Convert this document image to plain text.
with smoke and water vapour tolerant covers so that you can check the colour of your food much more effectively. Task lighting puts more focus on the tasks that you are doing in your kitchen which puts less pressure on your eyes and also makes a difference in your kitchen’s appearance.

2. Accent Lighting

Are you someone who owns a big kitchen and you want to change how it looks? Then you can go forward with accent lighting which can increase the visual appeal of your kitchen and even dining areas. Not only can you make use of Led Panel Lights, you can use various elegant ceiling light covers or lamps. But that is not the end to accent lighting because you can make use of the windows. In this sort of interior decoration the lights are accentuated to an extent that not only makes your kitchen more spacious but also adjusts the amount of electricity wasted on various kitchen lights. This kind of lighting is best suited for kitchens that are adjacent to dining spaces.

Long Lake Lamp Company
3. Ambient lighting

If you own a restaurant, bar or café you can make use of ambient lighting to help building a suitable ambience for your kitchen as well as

──────────────────────────────

Exercise brief:
Reproduce all the records precisely.

Answer for this exercise:
Convert this document image to plain text.
with smoke and water vapour tolerant covers so that you can check the colour of your food much more effectively. Task lighting puts more focus on the tasks that you are doing in your kitchen which puts less pressure on your eyes and also makes a difference in your kitchen’s appearance.

2. Accent Lighting

Are you someone who owns a big kitchen and you want to change how it looks? Then you can go forward with accent lighting which can increase the visual appeal of your kitchen and even dining areas. Not only can you make use of Led Panel Lights, you can use various elegant ceiling light covers or lamps. But that is not the end to accent lighting because you can make use of the windows. In this sort of interior decoration the lights are accentuated to an extent that not only makes your kitchen more spacious but also adjusts the amount of electricity wasted on various kitchen lights. This kind of lighting is best suited for kitchens that are adjacent to dining spaces.

Long Lake Lamp Company
3. Ambient lighting

If you own a restaurant, bar or café you can make use of ambient lighting to help building a suitable ambience for your kitchen as well as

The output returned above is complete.